> _PROVIDED RECORDS_:
[START]

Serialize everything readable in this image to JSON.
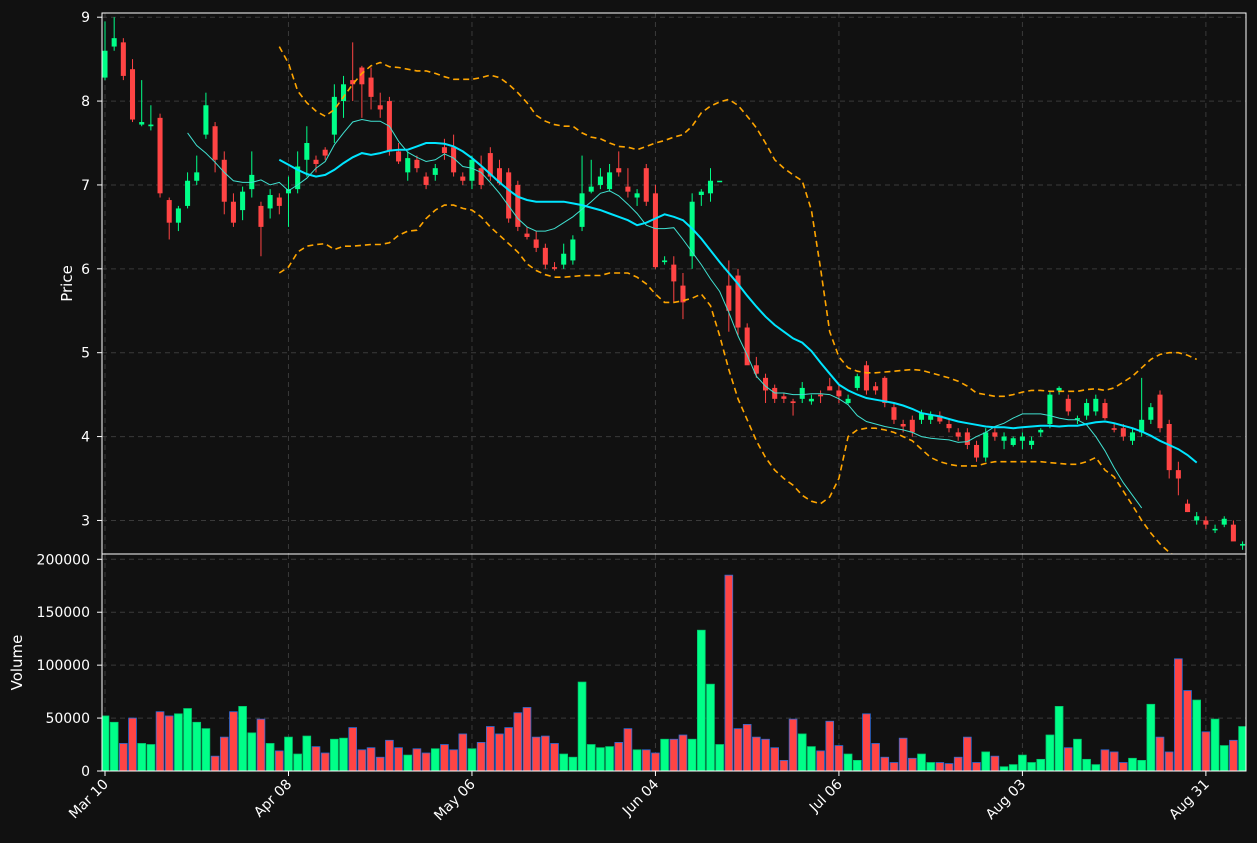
{
  "chart_data": {
    "type": "candlestick",
    "background": "#111111",
    "colors": {
      "up": "#00ff88",
      "down": "#ff4444",
      "ma_short": "#40e0d0",
      "ma_long": "#00e5ff",
      "bands": "#ffa500"
    },
    "grid": true,
    "price_panel": {
      "ylabel": "Price",
      "ylim": [
        2.6,
        9.05
      ],
      "yticks": [
        3,
        4,
        5,
        6,
        7,
        8,
        9
      ]
    },
    "volume_panel": {
      "ylabel": "Volume",
      "ylim": [
        0,
        205000
      ],
      "yticks": [
        0,
        50000,
        100000,
        150000,
        200000
      ]
    },
    "xticks": [
      {
        "label": "Mar 10",
        "index": 0
      },
      {
        "label": "Apr 08",
        "index": 20
      },
      {
        "label": "May 06",
        "index": 40
      },
      {
        "label": "Jun 04",
        "index": 60
      },
      {
        "label": "Jul 06",
        "index": 80
      },
      {
        "label": "Aug 03",
        "index": 100
      },
      {
        "label": "Aug 31",
        "index": 120
      }
    ],
    "ohlc": [
      [
        8.28,
        8.95,
        8.25,
        8.6
      ],
      [
        8.65,
        9.0,
        8.6,
        8.75
      ],
      [
        8.7,
        8.75,
        8.25,
        8.3
      ],
      [
        8.38,
        8.5,
        7.75,
        7.78
      ],
      [
        7.72,
        8.25,
        7.7,
        7.75
      ],
      [
        7.7,
        7.95,
        7.65,
        7.72
      ],
      [
        7.8,
        7.85,
        6.85,
        6.9
      ],
      [
        6.82,
        6.85,
        6.35,
        6.55
      ],
      [
        6.55,
        6.75,
        6.45,
        6.72
      ],
      [
        6.75,
        7.15,
        6.72,
        7.05
      ],
      [
        7.05,
        7.35,
        7.0,
        7.15
      ],
      [
        7.6,
        8.1,
        7.55,
        7.95
      ],
      [
        7.7,
        7.75,
        7.15,
        7.3
      ],
      [
        7.3,
        7.4,
        6.65,
        6.8
      ],
      [
        6.8,
        6.9,
        6.5,
        6.55
      ],
      [
        6.7,
        6.98,
        6.58,
        6.92
      ],
      [
        6.95,
        7.4,
        6.85,
        7.12
      ],
      [
        6.75,
        6.8,
        6.15,
        6.5
      ],
      [
        6.72,
        6.95,
        6.6,
        6.88
      ],
      [
        6.85,
        6.9,
        6.65,
        6.75
      ],
      [
        6.9,
        7.1,
        6.5,
        6.95
      ],
      [
        6.95,
        7.4,
        6.9,
        7.22
      ],
      [
        7.3,
        7.7,
        7.1,
        7.5
      ],
      [
        7.3,
        7.35,
        7.15,
        7.25
      ],
      [
        7.42,
        7.45,
        7.3,
        7.35
      ],
      [
        7.6,
        8.2,
        7.5,
        8.05
      ],
      [
        8.0,
        8.3,
        7.8,
        8.2
      ],
      [
        8.25,
        8.7,
        8.0,
        8.2
      ],
      [
        8.4,
        8.42,
        7.8,
        8.2
      ],
      [
        8.28,
        8.4,
        7.9,
        8.05
      ],
      [
        7.95,
        8.1,
        7.8,
        7.9
      ],
      [
        8.0,
        8.05,
        7.35,
        7.4
      ],
      [
        7.4,
        7.5,
        7.25,
        7.28
      ],
      [
        7.15,
        7.4,
        7.05,
        7.32
      ],
      [
        7.3,
        7.35,
        7.15,
        7.2
      ],
      [
        7.1,
        7.15,
        6.95,
        7.0
      ],
      [
        7.12,
        7.25,
        7.05,
        7.2
      ],
      [
        7.45,
        7.55,
        7.3,
        7.38
      ],
      [
        7.45,
        7.6,
        7.1,
        7.15
      ],
      [
        7.1,
        7.15,
        7.0,
        7.05
      ],
      [
        7.05,
        7.35,
        6.95,
        7.3
      ],
      [
        7.2,
        7.35,
        6.95,
        7.0
      ],
      [
        7.38,
        7.45,
        7.05,
        7.1
      ],
      [
        7.2,
        7.3,
        7.0,
        7.02
      ],
      [
        7.15,
        7.2,
        6.55,
        6.6
      ],
      [
        7.0,
        7.05,
        6.45,
        6.5
      ],
      [
        6.42,
        6.5,
        6.35,
        6.38
      ],
      [
        6.35,
        6.45,
        6.2,
        6.25
      ],
      [
        6.25,
        6.3,
        6.0,
        6.05
      ],
      [
        6.02,
        6.08,
        5.98,
        6.0
      ],
      [
        6.05,
        6.3,
        6.0,
        6.18
      ],
      [
        6.1,
        6.4,
        6.05,
        6.35
      ],
      [
        6.5,
        7.35,
        6.45,
        6.9
      ],
      [
        6.92,
        7.3,
        6.9,
        6.98
      ],
      [
        7.0,
        7.2,
        6.95,
        7.1
      ],
      [
        6.95,
        7.25,
        6.92,
        7.15
      ],
      [
        7.2,
        7.4,
        7.1,
        7.15
      ],
      [
        6.98,
        7.2,
        6.85,
        6.92
      ],
      [
        6.85,
        6.95,
        6.75,
        6.9
      ],
      [
        7.2,
        7.25,
        6.75,
        6.8
      ],
      [
        6.9,
        7.0,
        6.0,
        6.02
      ],
      [
        6.08,
        6.15,
        6.05,
        6.1
      ],
      [
        6.05,
        6.15,
        5.6,
        5.85
      ],
      [
        5.8,
        5.95,
        5.4,
        5.6
      ],
      [
        6.15,
        6.9,
        6.0,
        6.8
      ],
      [
        6.88,
        6.95,
        6.75,
        6.92
      ],
      [
        6.9,
        7.2,
        6.8,
        7.05
      ],
      [
        7.05,
        7.05,
        7.05,
        7.05
      ],
      [
        5.8,
        6.1,
        5.25,
        5.5
      ],
      [
        5.92,
        6.0,
        5.2,
        5.3
      ],
      [
        5.3,
        5.35,
        4.9,
        4.85
      ],
      [
        4.85,
        4.95,
        4.7,
        4.75
      ],
      [
        4.7,
        4.75,
        4.4,
        4.55
      ],
      [
        4.58,
        4.62,
        4.4,
        4.45
      ],
      [
        4.48,
        4.52,
        4.4,
        4.45
      ],
      [
        4.42,
        4.45,
        4.25,
        4.4
      ],
      [
        4.45,
        4.65,
        4.4,
        4.58
      ],
      [
        4.42,
        4.5,
        4.38,
        4.45
      ],
      [
        4.5,
        4.55,
        4.4,
        4.48
      ],
      [
        4.6,
        4.7,
        4.55,
        4.55
      ],
      [
        4.55,
        4.62,
        4.4,
        4.48
      ],
      [
        4.4,
        4.5,
        4.38,
        4.45
      ],
      [
        4.58,
        4.75,
        4.55,
        4.72
      ],
      [
        4.85,
        4.9,
        4.5,
        4.55
      ],
      [
        4.6,
        4.65,
        4.5,
        4.55
      ],
      [
        4.7,
        4.72,
        4.35,
        4.4
      ],
      [
        4.35,
        4.4,
        4.15,
        4.2
      ],
      [
        4.15,
        4.2,
        4.05,
        4.12
      ],
      [
        4.2,
        4.25,
        4.0,
        4.05
      ],
      [
        4.2,
        4.32,
        4.15,
        4.28
      ],
      [
        4.2,
        4.3,
        4.15,
        4.25
      ],
      [
        4.25,
        4.3,
        4.15,
        4.18
      ],
      [
        4.15,
        4.2,
        4.05,
        4.1
      ],
      [
        4.05,
        4.1,
        3.95,
        4.0
      ],
      [
        4.05,
        4.1,
        3.85,
        3.9
      ],
      [
        3.9,
        3.95,
        3.7,
        3.75
      ],
      [
        3.75,
        4.1,
        3.7,
        4.05
      ],
      [
        4.05,
        4.1,
        3.95,
        4.0
      ],
      [
        3.95,
        4.05,
        3.85,
        4.0
      ],
      [
        3.9,
        4.0,
        3.88,
        3.98
      ],
      [
        3.95,
        4.05,
        3.85,
        4.0
      ],
      [
        3.9,
        4.0,
        3.85,
        3.95
      ],
      [
        4.05,
        4.1,
        4.0,
        4.08
      ],
      [
        4.15,
        4.55,
        4.1,
        4.5
      ],
      [
        4.55,
        4.6,
        4.5,
        4.58
      ],
      [
        4.45,
        4.5,
        4.25,
        4.3
      ],
      [
        4.2,
        4.25,
        4.15,
        4.22
      ],
      [
        4.25,
        4.45,
        4.2,
        4.4
      ],
      [
        4.3,
        4.5,
        4.25,
        4.45
      ],
      [
        4.4,
        4.45,
        4.2,
        4.22
      ],
      [
        4.1,
        4.15,
        4.05,
        4.08
      ],
      [
        4.1,
        4.15,
        3.95,
        4.0
      ],
      [
        3.95,
        4.1,
        3.9,
        4.05
      ],
      [
        4.05,
        4.7,
        4.0,
        4.2
      ],
      [
        4.2,
        4.4,
        4.15,
        4.35
      ],
      [
        4.5,
        4.55,
        4.05,
        4.1
      ],
      [
        4.15,
        4.2,
        3.5,
        3.6
      ],
      [
        3.6,
        3.7,
        3.3,
        3.5
      ],
      [
        3.2,
        3.25,
        3.1,
        3.1
      ],
      [
        3.0,
        3.1,
        2.95,
        3.05
      ],
      [
        3.0,
        3.05,
        2.9,
        2.95
      ],
      [
        2.9,
        2.95,
        2.85,
        2.9
      ],
      [
        2.95,
        3.05,
        2.92,
        3.02
      ],
      [
        2.95,
        3.0,
        2.8,
        2.75
      ],
      [
        2.7,
        2.75,
        2.65,
        2.72
      ]
    ],
    "volume": [
      52000,
      46000,
      26000,
      50000,
      26000,
      25000,
      56000,
      52000,
      54000,
      59000,
      46000,
      40000,
      14000,
      32000,
      56000,
      61000,
      36000,
      49000,
      26000,
      19000,
      32000,
      16000,
      33000,
      23000,
      17000,
      30000,
      31000,
      41000,
      20000,
      22000,
      13000,
      29000,
      22000,
      15000,
      21000,
      17000,
      21000,
      25000,
      20000,
      35000,
      21000,
      27000,
      42000,
      35000,
      41000,
      55000,
      60000,
      32000,
      33000,
      26000,
      16000,
      13000,
      84000,
      25000,
      22000,
      23000,
      27000,
      40000,
      20000,
      20000,
      17000,
      30000,
      30000,
      34000,
      30000,
      133000,
      82000,
      25000,
      185000,
      40000,
      44000,
      32000,
      30000,
      22000,
      10000,
      49000,
      35000,
      23000,
      19000,
      47000,
      24000,
      16000,
      10000,
      54000,
      26000,
      13000,
      8000,
      31000,
      12000,
      16000,
      8000,
      8000,
      7000,
      13000,
      32000,
      8000,
      18000,
      14000,
      4000,
      6000,
      15000,
      8000,
      11000,
      34000,
      61000,
      22000,
      30000,
      11000,
      6000,
      20000,
      18000,
      8000,
      12000,
      10000,
      63000,
      32000,
      18000,
      106000,
      76000,
      67000,
      37000,
      49000,
      24000,
      29000,
      42000,
      25000
    ],
    "series": [
      {
        "name": "",
        "style": "short_ma",
        "start": 9,
        "values": [
          7.62,
          7.47,
          7.38,
          7.27,
          7.15,
          7.05,
          7.03,
          7.03,
          7.06,
          7.0,
          7.03,
          6.93,
          7.0,
          7.08,
          7.2,
          7.28,
          7.48,
          7.62,
          7.75,
          7.78,
          7.76,
          7.76,
          7.7,
          7.52,
          7.39,
          7.33,
          7.28,
          7.3,
          7.37,
          7.32,
          7.22,
          7.2,
          7.15,
          7.03,
          6.9,
          6.75,
          6.6,
          6.5,
          6.45,
          6.45,
          6.48,
          6.55,
          6.62,
          6.71,
          6.8,
          6.9,
          6.93,
          6.87,
          6.77,
          6.66,
          6.52,
          6.48,
          6.48,
          6.49,
          6.35,
          6.2,
          6.05,
          5.88,
          5.73,
          5.48,
          5.2,
          4.97,
          4.72,
          4.6,
          4.52,
          4.52,
          4.5,
          4.5,
          4.51,
          4.51,
          4.5,
          4.45,
          4.38,
          4.25,
          4.18,
          4.15,
          4.12,
          4.1,
          4.08,
          4.05,
          4.0,
          3.98,
          3.97,
          3.96,
          3.93,
          3.94,
          4.0,
          4.05,
          4.12,
          4.16,
          4.22,
          4.27,
          4.27,
          4.27,
          4.25,
          4.22,
          4.2,
          4.2,
          4.14,
          4.0,
          3.83,
          3.63,
          3.45,
          3.3,
          3.15
        ]
      },
      {
        "name": "",
        "style": "long_ma",
        "start": 19,
        "values": [
          7.3,
          7.24,
          7.18,
          7.13,
          7.1,
          7.12,
          7.18,
          7.26,
          7.33,
          7.38,
          7.36,
          7.38,
          7.41,
          7.42,
          7.42,
          7.46,
          7.5,
          7.5,
          7.49,
          7.46,
          7.4,
          7.32,
          7.23,
          7.13,
          7.03,
          6.94,
          6.86,
          6.82,
          6.8,
          6.8,
          6.8,
          6.8,
          6.78,
          6.76,
          6.73,
          6.7,
          6.66,
          6.62,
          6.58,
          6.52,
          6.55,
          6.6,
          6.65,
          6.62,
          6.58,
          6.48,
          6.36,
          6.22,
          6.08,
          5.95,
          5.82,
          5.68,
          5.55,
          5.43,
          5.33,
          5.25,
          5.17,
          5.12,
          5.02,
          4.88,
          4.75,
          4.62,
          4.55,
          4.5,
          4.46,
          4.44,
          4.42,
          4.4,
          4.37,
          4.33,
          4.28,
          4.26,
          4.24,
          4.21,
          4.18,
          4.16,
          4.14,
          4.12,
          4.11,
          4.11,
          4.1,
          4.11,
          4.12,
          4.13,
          4.13,
          4.12,
          4.13,
          4.13,
          4.15,
          4.17,
          4.18,
          4.16,
          4.13,
          4.1,
          4.06,
          4.01,
          3.95,
          3.9,
          3.85,
          3.78,
          3.69
        ]
      },
      {
        "name": "",
        "style": "upper_band",
        "start": 19,
        "values": [
          8.65,
          8.45,
          8.12,
          7.98,
          7.88,
          7.82,
          7.9,
          8.05,
          8.2,
          8.33,
          8.42,
          8.46,
          8.41,
          8.4,
          8.38,
          8.36,
          8.36,
          8.33,
          8.29,
          8.26,
          8.26,
          8.26,
          8.28,
          8.31,
          8.28,
          8.2,
          8.1,
          7.98,
          7.83,
          7.76,
          7.72,
          7.7,
          7.7,
          7.62,
          7.57,
          7.55,
          7.5,
          7.46,
          7.45,
          7.42,
          7.46,
          7.5,
          7.53,
          7.57,
          7.6,
          7.7,
          7.86,
          7.94,
          7.99,
          8.02,
          7.95,
          7.82,
          7.68,
          7.5,
          7.3,
          7.2,
          7.12,
          7.05,
          6.7,
          6.0,
          5.25,
          4.95,
          4.82,
          4.78,
          4.76,
          4.76,
          4.77,
          4.78,
          4.79,
          4.8,
          4.79,
          4.76,
          4.73,
          4.7,
          4.66,
          4.6,
          4.52,
          4.5,
          4.48,
          4.48,
          4.5,
          4.53,
          4.55,
          4.55,
          4.54,
          4.54,
          4.54,
          4.54,
          4.56,
          4.57,
          4.55,
          4.58,
          4.65,
          4.72,
          4.82,
          4.92,
          4.98,
          5.0,
          5.0,
          4.97,
          4.92
        ]
      },
      {
        "name": "",
        "style": "lower_band",
        "start": 19,
        "values": [
          5.95,
          6.02,
          6.2,
          6.27,
          6.29,
          6.3,
          6.23,
          6.27,
          6.27,
          6.28,
          6.29,
          6.29,
          6.31,
          6.4,
          6.45,
          6.46,
          6.6,
          6.7,
          6.76,
          6.76,
          6.72,
          6.7,
          6.62,
          6.5,
          6.4,
          6.3,
          6.2,
          6.06,
          5.98,
          5.93,
          5.9,
          5.9,
          5.91,
          5.92,
          5.92,
          5.92,
          5.95,
          5.95,
          5.95,
          5.9,
          5.82,
          5.7,
          5.6,
          5.6,
          5.62,
          5.65,
          5.7,
          5.56,
          5.2,
          4.8,
          4.45,
          4.2,
          3.95,
          3.75,
          3.6,
          3.5,
          3.42,
          3.3,
          3.23,
          3.2,
          3.28,
          3.5,
          4.0,
          4.08,
          4.1,
          4.1,
          4.08,
          4.05,
          4.0,
          3.95,
          3.85,
          3.75,
          3.7,
          3.67,
          3.65,
          3.65,
          3.65,
          3.68,
          3.7,
          3.7,
          3.7,
          3.7,
          3.7,
          3.7,
          3.69,
          3.68,
          3.67,
          3.67,
          3.7,
          3.75,
          3.6,
          3.52,
          3.35,
          3.18,
          3.0,
          2.85,
          2.72,
          2.62,
          2.55,
          2.5,
          2.45
        ]
      }
    ]
  }
}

[END]

> _SHORT TASK_:
Copy all lines above containing the string "index".

> _REPLY TO THE TASK_:
        "index": 0
        "index": 20
        "index": 40
        "index": 60
        "index": 80
        "index": 100
        "index": 120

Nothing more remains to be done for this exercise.